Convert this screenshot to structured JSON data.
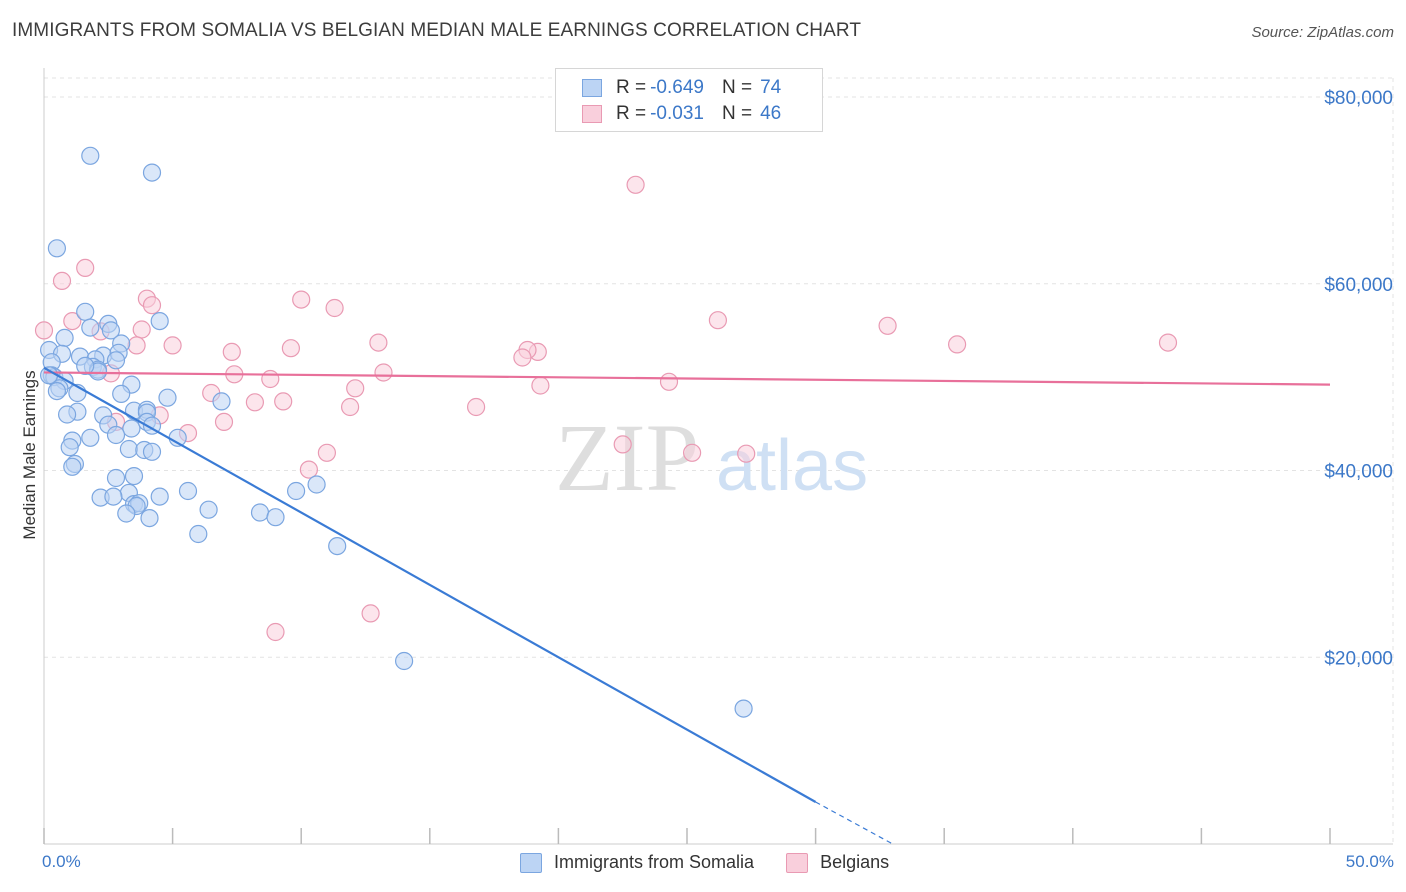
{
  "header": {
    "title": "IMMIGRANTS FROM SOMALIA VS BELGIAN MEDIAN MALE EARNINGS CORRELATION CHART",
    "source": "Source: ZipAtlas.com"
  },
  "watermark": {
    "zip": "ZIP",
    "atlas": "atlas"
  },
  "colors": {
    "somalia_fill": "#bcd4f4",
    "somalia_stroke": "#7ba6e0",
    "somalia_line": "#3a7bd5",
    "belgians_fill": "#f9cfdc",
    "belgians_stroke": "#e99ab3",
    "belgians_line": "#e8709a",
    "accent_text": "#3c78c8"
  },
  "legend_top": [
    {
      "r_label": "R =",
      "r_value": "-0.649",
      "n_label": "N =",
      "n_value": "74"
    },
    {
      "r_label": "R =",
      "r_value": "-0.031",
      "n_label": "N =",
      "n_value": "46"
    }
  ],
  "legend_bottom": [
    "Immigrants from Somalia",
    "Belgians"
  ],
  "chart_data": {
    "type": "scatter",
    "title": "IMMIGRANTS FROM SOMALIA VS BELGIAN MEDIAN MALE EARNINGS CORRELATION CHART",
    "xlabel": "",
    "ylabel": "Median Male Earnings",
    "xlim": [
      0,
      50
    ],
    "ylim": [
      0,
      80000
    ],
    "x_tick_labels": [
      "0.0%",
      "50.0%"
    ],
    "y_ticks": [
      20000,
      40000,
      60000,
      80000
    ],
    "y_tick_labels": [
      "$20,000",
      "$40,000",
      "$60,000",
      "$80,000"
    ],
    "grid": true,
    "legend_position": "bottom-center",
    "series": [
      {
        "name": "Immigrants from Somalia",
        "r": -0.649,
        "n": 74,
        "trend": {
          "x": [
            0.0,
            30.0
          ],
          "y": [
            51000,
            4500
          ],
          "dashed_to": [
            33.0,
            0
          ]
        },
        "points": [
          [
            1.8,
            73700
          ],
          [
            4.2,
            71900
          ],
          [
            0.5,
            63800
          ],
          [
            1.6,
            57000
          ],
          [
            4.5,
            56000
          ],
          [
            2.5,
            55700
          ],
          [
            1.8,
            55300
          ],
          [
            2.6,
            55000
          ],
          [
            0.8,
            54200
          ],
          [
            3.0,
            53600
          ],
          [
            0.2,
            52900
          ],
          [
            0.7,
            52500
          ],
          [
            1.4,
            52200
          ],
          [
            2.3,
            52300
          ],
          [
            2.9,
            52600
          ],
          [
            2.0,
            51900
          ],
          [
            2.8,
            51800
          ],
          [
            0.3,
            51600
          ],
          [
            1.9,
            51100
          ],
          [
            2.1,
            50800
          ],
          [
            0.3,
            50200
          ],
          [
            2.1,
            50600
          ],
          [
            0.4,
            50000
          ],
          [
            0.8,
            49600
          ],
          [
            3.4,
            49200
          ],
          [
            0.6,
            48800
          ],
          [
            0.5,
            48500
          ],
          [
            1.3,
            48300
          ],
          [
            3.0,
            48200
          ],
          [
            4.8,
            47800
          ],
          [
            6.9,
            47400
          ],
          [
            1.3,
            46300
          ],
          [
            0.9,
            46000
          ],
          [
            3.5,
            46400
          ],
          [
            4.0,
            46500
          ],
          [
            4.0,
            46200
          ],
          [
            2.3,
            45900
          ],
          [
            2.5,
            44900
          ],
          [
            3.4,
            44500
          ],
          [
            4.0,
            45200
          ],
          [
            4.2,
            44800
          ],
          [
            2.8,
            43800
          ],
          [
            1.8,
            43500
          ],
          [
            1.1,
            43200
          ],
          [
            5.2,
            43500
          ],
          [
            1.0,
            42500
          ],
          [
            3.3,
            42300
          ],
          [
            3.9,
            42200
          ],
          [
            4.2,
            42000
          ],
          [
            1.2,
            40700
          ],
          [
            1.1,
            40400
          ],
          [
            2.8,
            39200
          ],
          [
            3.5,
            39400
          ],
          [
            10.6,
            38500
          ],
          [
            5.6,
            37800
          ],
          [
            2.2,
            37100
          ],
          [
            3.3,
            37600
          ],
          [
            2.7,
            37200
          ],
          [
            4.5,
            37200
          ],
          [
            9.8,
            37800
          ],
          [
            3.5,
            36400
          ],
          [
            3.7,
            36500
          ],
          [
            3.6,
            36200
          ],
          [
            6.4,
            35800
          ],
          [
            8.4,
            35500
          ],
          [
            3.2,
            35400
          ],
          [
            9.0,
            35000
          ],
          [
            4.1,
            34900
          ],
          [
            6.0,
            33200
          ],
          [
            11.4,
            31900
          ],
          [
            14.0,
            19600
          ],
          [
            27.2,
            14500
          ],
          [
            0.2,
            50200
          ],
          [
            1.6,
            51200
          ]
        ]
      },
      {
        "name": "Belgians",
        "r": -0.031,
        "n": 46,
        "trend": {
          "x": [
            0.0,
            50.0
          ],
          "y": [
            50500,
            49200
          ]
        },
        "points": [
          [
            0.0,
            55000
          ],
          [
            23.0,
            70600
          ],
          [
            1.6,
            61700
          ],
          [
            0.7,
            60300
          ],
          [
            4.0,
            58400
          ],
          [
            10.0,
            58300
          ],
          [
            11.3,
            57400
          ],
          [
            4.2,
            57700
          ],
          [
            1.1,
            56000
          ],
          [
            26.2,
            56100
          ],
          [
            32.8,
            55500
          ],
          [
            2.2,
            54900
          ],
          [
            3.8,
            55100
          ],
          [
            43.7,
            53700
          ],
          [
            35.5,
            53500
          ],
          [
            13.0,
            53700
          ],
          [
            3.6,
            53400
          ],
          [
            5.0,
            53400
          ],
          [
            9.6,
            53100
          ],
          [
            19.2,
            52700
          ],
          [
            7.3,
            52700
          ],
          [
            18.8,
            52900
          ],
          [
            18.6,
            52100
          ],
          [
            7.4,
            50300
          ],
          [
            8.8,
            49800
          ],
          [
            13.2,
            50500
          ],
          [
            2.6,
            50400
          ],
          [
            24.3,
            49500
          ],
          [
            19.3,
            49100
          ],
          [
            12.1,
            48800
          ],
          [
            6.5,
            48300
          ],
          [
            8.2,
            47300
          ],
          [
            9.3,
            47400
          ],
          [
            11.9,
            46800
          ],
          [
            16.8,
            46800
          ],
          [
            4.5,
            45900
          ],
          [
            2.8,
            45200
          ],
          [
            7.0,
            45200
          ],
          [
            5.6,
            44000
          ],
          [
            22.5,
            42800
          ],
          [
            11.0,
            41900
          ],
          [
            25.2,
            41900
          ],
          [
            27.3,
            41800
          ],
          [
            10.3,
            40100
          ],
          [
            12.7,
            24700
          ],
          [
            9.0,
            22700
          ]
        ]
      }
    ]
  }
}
* * *
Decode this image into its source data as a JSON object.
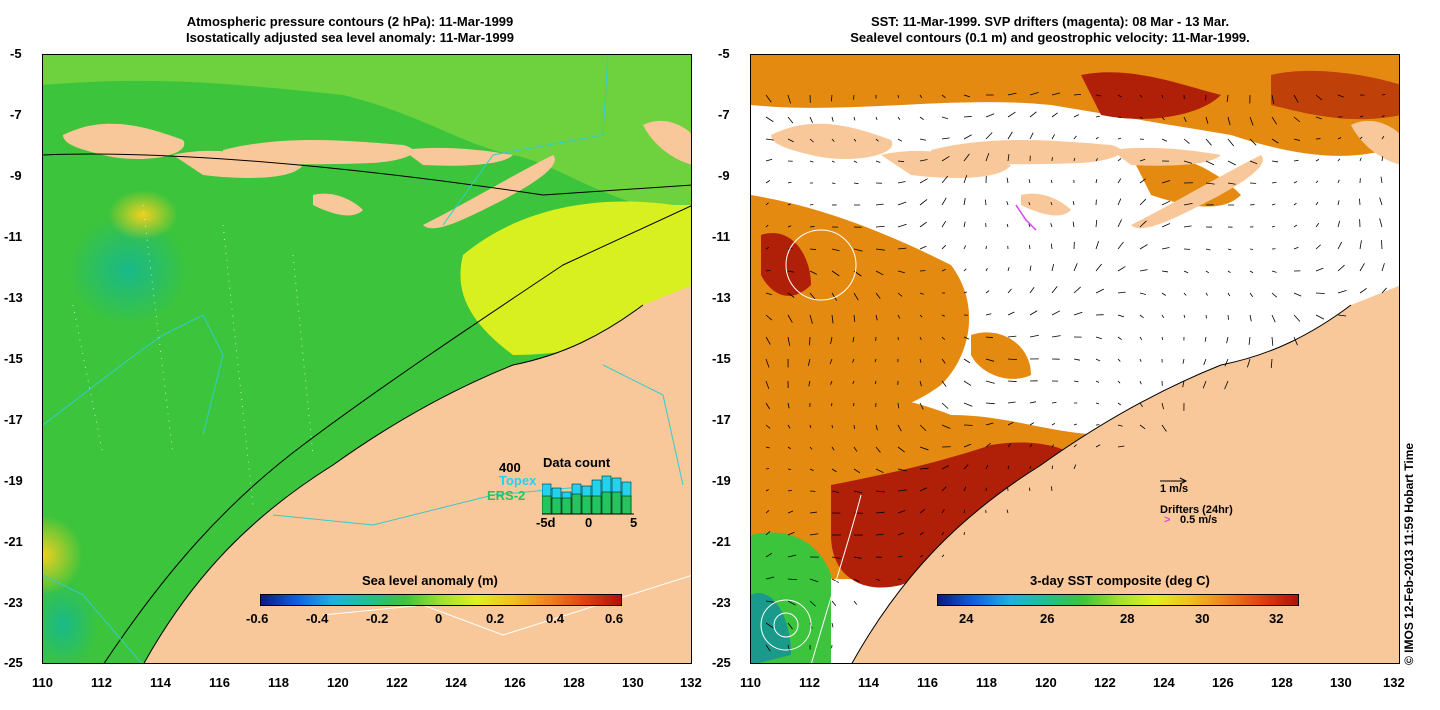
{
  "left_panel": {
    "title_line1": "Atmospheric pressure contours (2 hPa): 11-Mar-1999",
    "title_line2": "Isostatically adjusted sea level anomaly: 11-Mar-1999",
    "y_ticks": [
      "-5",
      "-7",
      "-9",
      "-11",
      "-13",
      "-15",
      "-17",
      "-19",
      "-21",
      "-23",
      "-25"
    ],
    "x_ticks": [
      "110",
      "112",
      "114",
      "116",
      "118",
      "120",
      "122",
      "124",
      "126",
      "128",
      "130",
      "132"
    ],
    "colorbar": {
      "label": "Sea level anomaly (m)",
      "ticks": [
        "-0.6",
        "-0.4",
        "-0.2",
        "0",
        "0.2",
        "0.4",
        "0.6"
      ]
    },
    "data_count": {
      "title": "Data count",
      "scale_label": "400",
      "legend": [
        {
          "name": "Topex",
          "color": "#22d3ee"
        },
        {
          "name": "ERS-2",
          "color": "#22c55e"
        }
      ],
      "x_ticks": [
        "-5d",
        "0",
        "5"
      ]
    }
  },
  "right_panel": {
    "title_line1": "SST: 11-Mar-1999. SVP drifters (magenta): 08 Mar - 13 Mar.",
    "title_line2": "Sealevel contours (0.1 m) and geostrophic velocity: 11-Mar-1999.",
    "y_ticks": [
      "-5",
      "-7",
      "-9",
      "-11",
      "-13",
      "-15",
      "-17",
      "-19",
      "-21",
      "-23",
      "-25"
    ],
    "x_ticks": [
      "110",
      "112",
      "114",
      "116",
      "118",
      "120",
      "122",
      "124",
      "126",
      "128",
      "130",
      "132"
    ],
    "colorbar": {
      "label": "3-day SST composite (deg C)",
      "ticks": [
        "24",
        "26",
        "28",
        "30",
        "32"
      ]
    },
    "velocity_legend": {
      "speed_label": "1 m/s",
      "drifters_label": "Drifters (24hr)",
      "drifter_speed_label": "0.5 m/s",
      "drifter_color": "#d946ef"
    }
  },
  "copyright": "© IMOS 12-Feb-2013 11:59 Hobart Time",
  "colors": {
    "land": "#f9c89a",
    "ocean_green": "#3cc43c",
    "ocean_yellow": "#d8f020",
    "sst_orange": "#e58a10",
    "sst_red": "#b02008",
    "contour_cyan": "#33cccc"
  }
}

Exercise description: Extract, from the listing above, every line where the string "contours" occurs.

Written answer:
    "title_line1": "Atmospheric pressure contours (2 hPa): 11-Mar-1999",
    "title_line2": "Sealevel contours (0.1 m) and geostrophic velocity: 11-Mar-1999.",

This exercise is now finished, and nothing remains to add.